▶ [Set problem]:
Work through the entries below and report how many lines include "General". The number alone is the answer.

^^^^^^^^

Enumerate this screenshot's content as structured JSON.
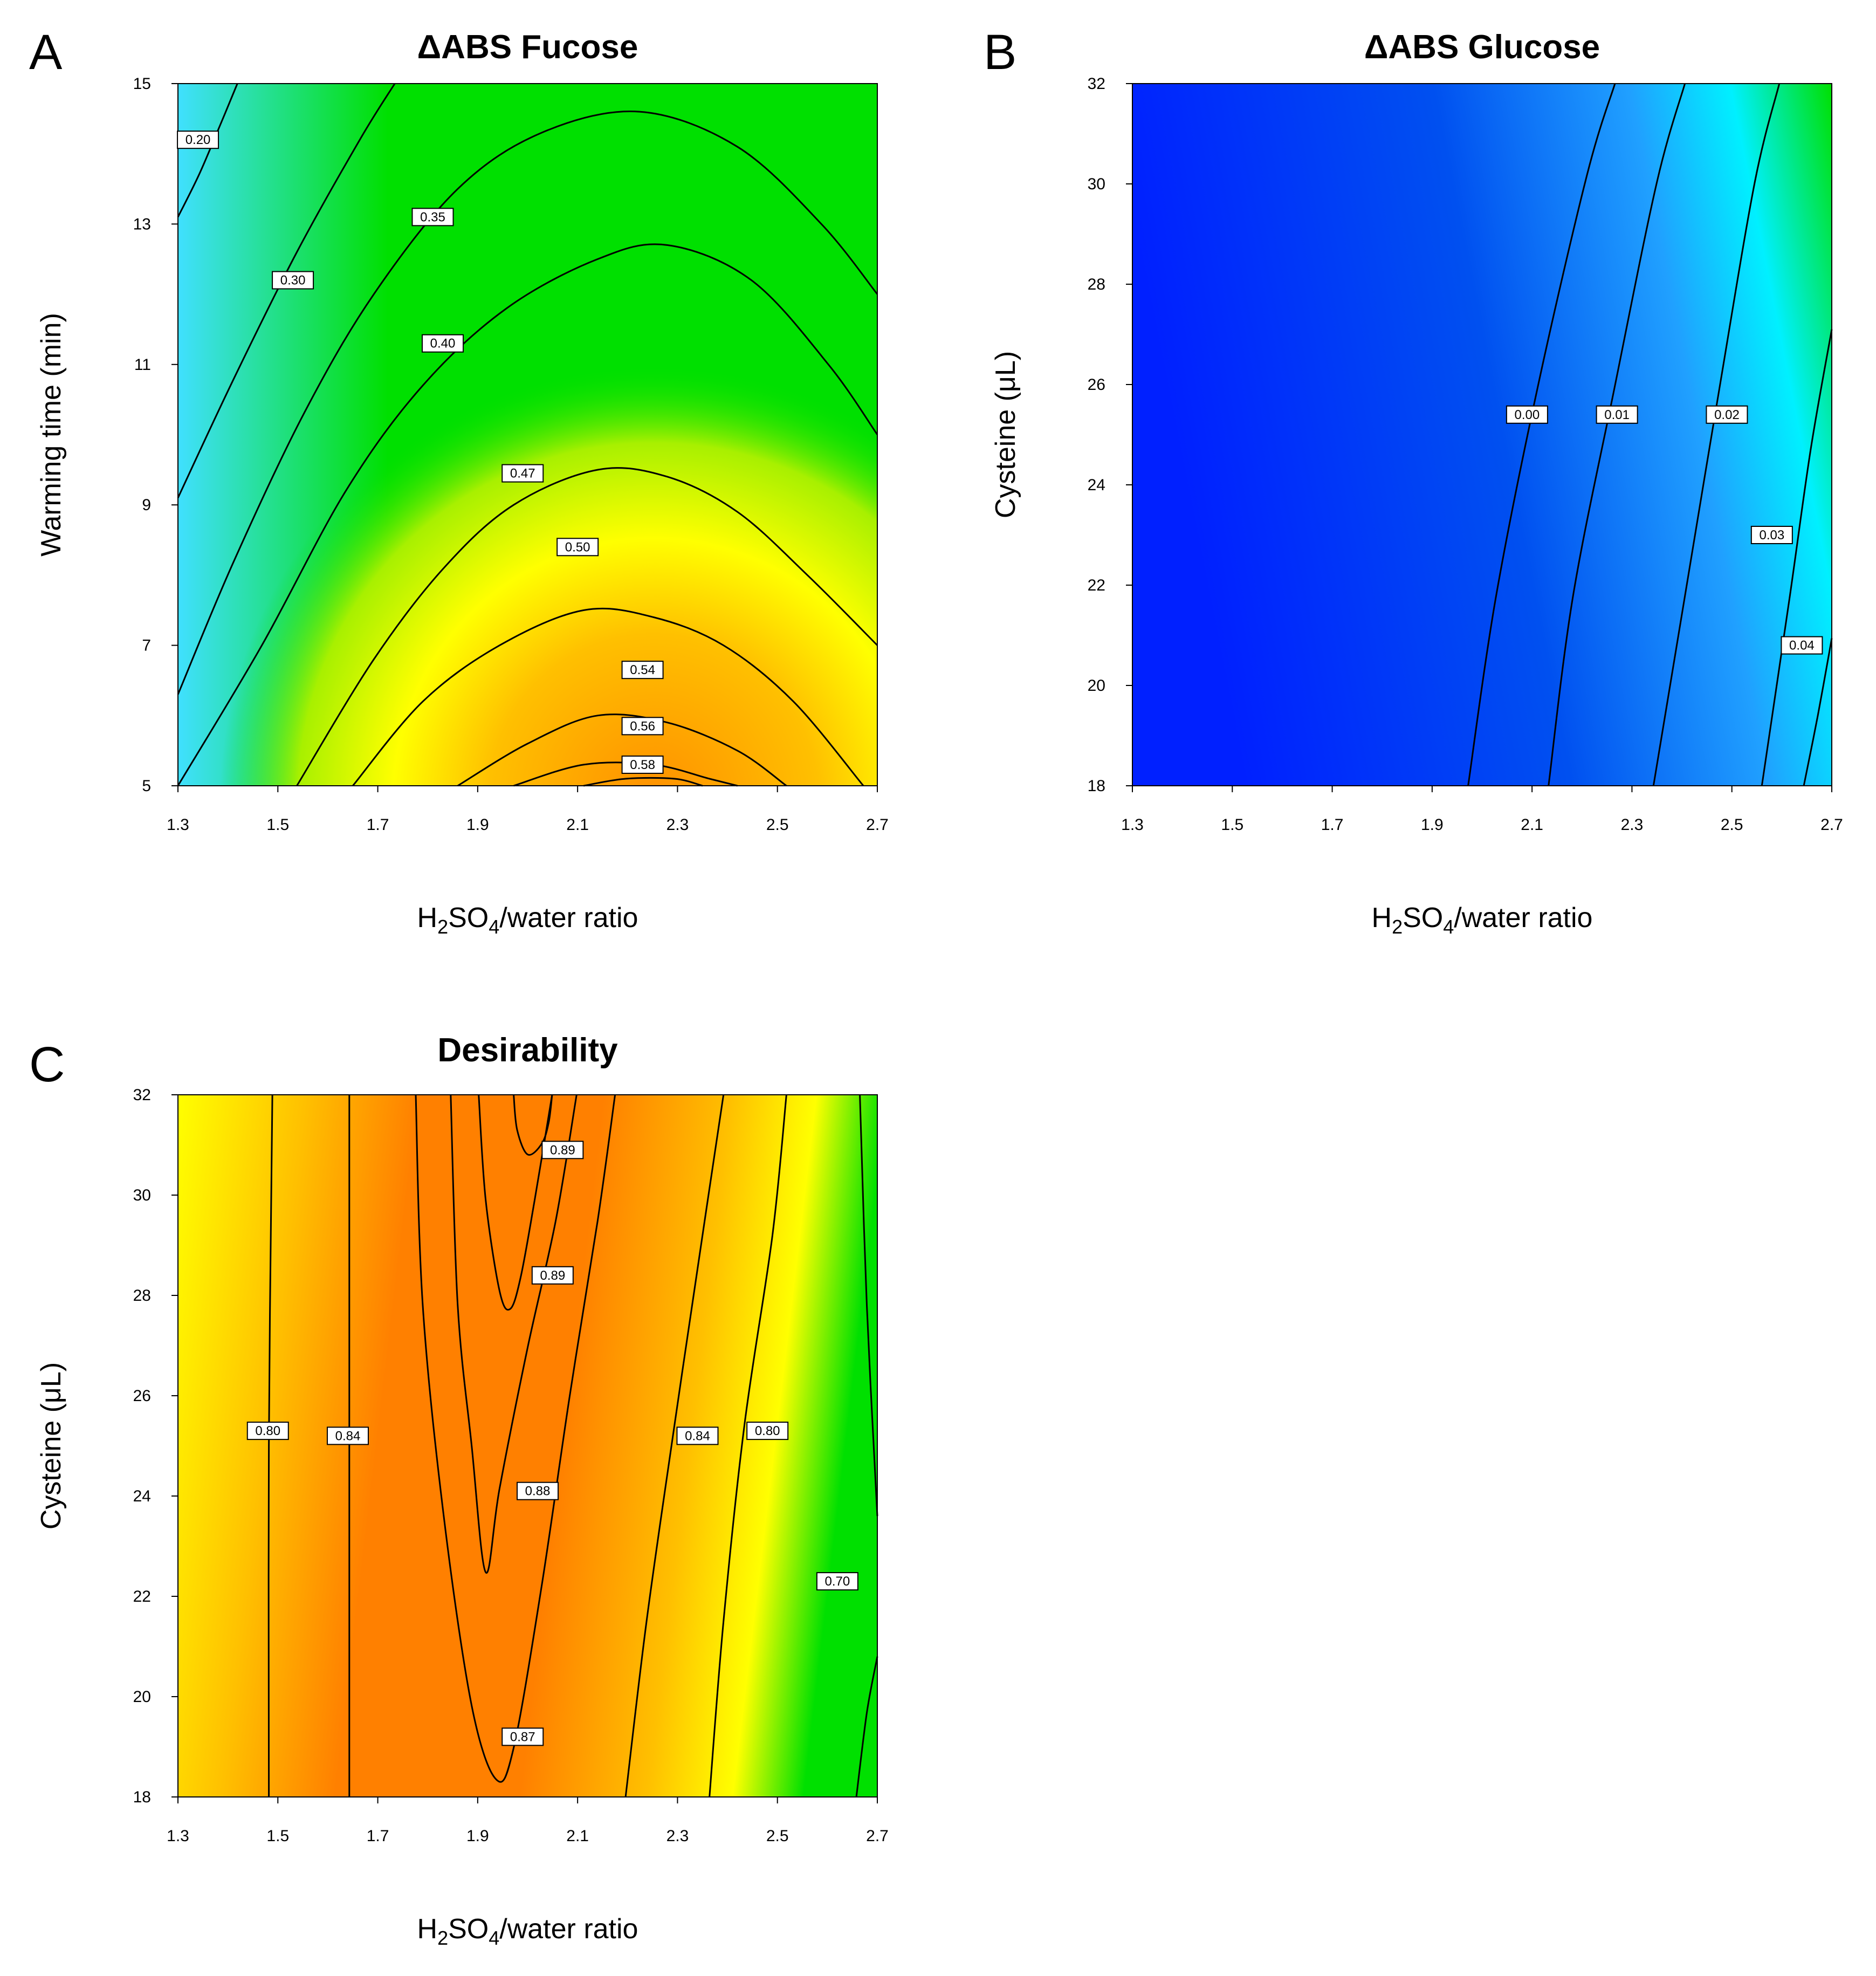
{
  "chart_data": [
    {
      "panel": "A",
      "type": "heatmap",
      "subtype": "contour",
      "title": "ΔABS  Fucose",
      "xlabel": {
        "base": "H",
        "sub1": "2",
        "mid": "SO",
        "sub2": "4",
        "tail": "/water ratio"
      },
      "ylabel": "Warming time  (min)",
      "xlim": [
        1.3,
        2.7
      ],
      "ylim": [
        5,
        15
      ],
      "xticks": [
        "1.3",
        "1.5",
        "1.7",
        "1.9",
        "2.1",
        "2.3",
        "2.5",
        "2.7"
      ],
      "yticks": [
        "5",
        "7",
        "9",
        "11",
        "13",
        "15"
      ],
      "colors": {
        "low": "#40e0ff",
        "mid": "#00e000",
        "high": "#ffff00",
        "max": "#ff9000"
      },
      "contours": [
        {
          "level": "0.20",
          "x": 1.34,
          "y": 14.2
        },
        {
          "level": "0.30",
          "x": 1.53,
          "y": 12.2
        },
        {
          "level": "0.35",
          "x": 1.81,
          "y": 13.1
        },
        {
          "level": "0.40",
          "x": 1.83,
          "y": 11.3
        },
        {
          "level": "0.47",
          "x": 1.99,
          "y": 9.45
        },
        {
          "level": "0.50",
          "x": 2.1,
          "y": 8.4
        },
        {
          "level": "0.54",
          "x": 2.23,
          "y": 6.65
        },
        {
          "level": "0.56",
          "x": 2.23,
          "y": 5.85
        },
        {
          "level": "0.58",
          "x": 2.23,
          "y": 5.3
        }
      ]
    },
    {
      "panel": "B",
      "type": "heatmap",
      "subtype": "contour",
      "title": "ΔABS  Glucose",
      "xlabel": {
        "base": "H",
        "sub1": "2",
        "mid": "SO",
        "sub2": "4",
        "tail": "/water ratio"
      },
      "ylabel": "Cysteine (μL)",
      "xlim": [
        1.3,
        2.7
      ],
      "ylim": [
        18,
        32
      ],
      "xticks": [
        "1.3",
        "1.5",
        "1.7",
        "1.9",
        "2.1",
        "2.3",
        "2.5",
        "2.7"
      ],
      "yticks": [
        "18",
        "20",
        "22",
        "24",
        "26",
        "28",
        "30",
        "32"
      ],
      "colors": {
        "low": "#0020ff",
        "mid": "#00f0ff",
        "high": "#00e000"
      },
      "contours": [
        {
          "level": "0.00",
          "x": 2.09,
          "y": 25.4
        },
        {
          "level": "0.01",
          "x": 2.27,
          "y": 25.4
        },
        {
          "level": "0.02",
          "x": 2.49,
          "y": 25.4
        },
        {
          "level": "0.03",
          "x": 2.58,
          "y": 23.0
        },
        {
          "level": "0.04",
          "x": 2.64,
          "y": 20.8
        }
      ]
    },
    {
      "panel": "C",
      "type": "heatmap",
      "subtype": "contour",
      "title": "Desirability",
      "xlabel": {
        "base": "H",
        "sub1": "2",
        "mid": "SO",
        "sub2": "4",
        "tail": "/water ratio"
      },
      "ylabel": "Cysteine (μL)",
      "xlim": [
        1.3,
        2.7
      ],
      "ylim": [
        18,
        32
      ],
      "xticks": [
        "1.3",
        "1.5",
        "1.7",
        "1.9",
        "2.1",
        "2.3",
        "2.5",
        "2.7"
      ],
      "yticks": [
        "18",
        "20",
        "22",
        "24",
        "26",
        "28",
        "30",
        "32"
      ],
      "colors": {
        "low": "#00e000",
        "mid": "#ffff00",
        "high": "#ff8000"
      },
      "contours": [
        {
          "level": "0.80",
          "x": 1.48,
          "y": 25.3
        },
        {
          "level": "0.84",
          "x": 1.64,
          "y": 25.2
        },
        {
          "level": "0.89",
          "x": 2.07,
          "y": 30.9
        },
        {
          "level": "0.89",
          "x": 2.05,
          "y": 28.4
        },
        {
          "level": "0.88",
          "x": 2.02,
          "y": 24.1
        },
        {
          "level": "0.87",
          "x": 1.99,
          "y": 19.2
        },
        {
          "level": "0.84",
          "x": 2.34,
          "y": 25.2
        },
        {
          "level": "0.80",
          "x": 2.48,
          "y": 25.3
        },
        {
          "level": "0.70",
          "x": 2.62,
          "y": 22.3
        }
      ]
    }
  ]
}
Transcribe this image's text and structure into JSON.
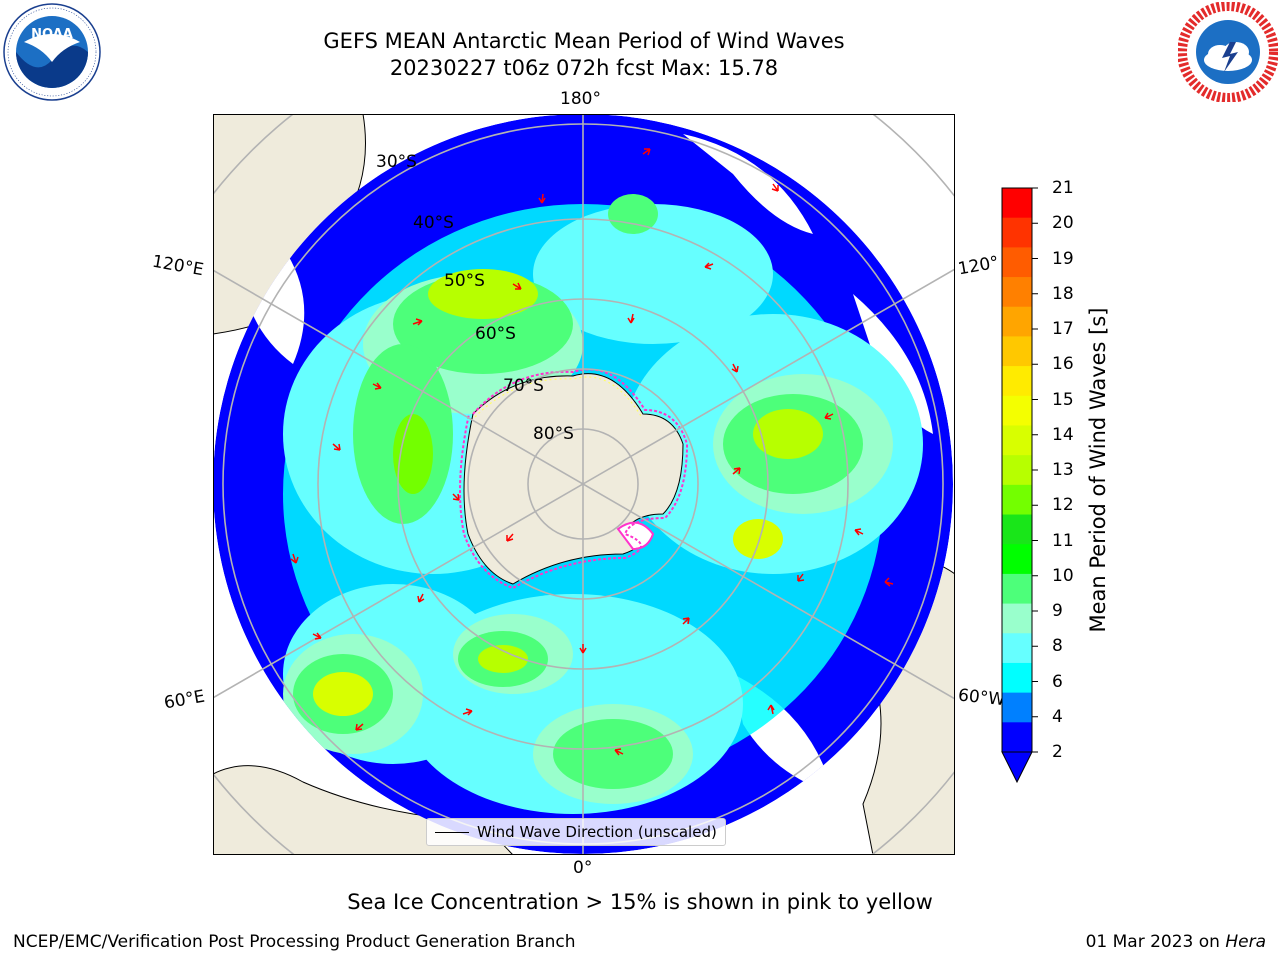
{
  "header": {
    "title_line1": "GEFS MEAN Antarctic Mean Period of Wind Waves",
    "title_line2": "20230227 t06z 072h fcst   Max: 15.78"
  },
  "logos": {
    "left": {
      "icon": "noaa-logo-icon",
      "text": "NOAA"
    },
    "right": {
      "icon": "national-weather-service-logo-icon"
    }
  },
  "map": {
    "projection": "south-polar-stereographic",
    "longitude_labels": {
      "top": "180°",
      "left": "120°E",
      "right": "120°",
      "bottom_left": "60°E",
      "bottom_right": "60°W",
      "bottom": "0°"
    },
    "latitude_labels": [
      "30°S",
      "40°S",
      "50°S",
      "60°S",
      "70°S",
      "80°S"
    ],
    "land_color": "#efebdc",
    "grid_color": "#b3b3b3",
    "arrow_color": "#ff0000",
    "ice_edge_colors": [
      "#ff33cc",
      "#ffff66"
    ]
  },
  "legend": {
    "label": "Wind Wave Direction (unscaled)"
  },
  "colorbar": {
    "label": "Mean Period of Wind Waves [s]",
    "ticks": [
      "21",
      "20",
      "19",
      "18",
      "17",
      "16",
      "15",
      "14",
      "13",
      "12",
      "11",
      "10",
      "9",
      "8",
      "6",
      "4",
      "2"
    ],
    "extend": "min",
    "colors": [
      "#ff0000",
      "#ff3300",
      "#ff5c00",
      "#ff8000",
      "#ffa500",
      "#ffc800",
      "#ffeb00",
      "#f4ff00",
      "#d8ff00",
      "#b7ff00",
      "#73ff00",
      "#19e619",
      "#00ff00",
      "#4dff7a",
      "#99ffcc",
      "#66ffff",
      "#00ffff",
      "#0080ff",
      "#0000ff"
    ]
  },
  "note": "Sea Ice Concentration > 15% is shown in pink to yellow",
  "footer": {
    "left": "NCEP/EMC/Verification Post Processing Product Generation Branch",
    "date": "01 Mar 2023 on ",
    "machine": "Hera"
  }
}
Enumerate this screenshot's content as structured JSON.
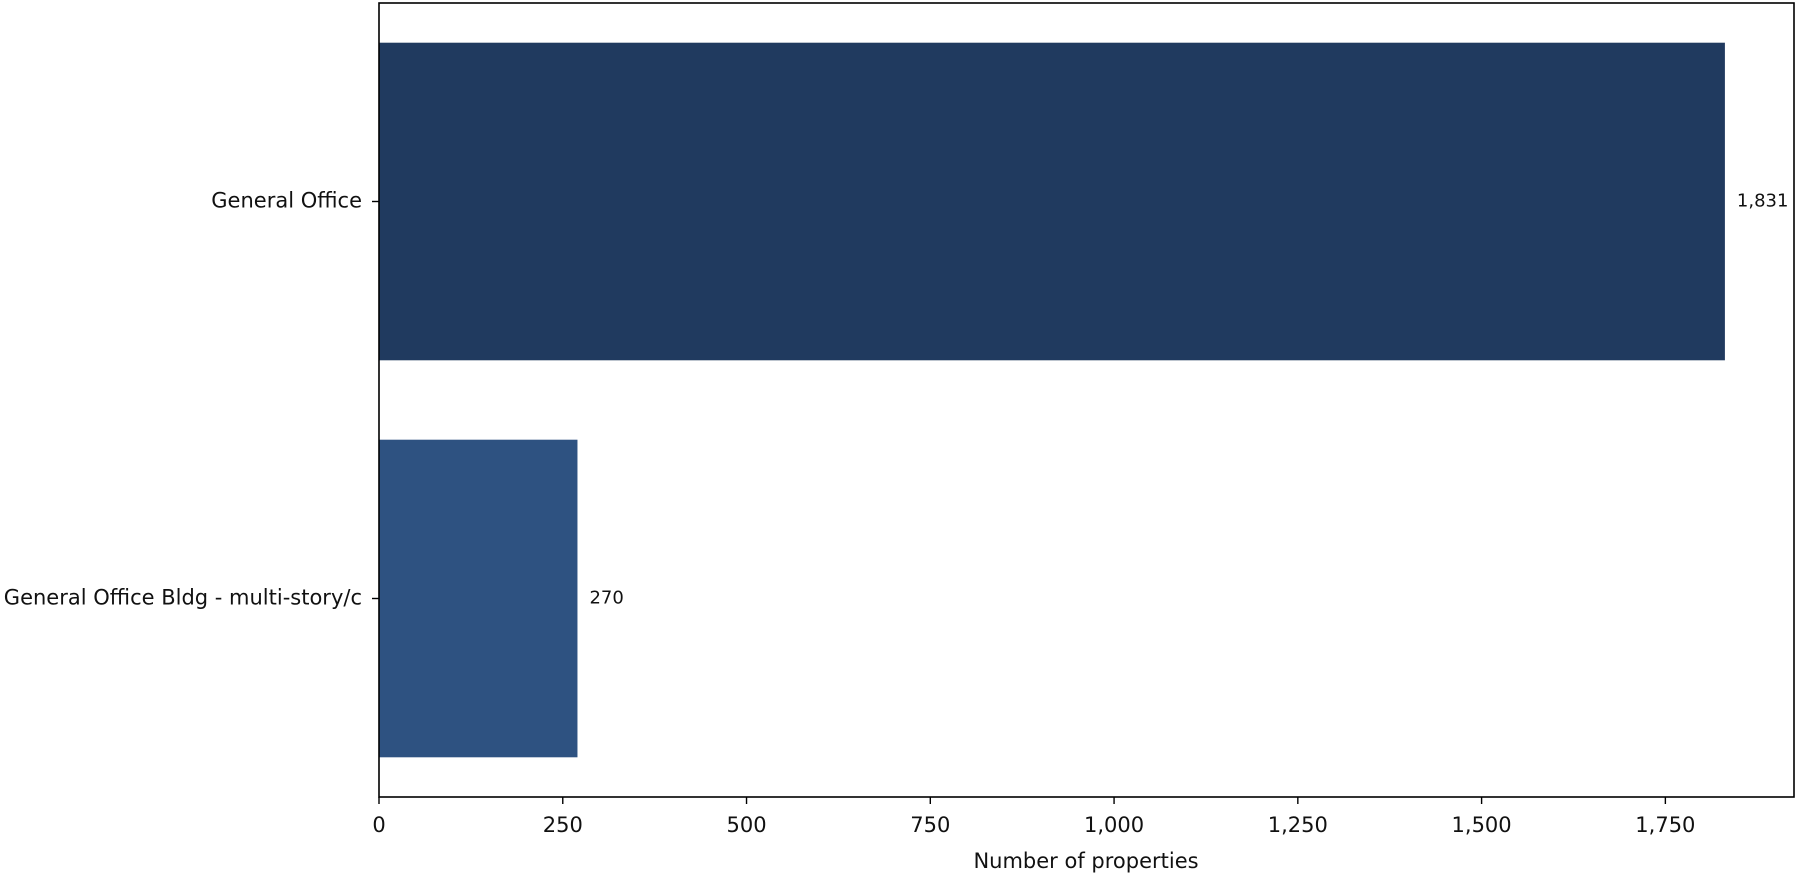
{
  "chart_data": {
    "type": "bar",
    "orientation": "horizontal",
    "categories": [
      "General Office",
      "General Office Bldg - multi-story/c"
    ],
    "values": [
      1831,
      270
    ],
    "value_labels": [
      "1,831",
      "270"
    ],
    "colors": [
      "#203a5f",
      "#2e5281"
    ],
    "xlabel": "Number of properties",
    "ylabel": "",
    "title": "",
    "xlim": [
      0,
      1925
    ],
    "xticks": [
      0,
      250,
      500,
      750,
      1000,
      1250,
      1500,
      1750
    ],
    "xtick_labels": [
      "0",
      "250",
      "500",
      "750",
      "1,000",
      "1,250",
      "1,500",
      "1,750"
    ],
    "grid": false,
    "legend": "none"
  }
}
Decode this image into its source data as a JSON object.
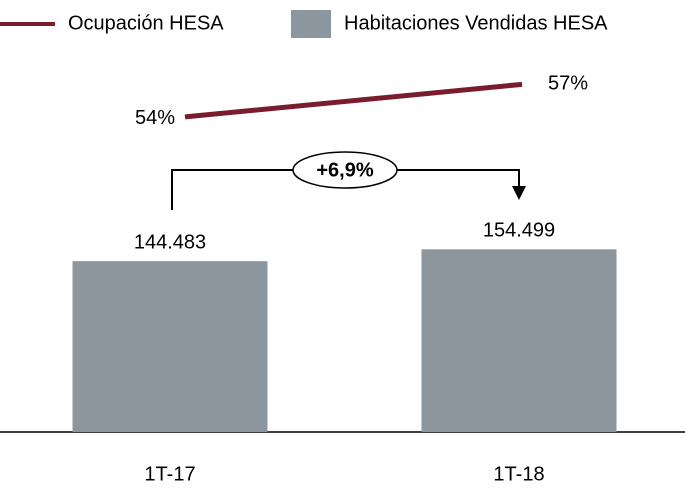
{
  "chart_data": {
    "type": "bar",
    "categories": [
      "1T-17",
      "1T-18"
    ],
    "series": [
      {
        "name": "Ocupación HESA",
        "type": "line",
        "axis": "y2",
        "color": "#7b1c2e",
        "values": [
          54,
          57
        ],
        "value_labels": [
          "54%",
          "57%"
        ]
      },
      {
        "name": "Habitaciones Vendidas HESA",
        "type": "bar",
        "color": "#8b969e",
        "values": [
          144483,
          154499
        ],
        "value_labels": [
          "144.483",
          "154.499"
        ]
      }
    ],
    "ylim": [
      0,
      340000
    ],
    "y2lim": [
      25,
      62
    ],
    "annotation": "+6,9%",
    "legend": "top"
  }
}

^^^^^^^^

▶ [Response to this exercise]:
2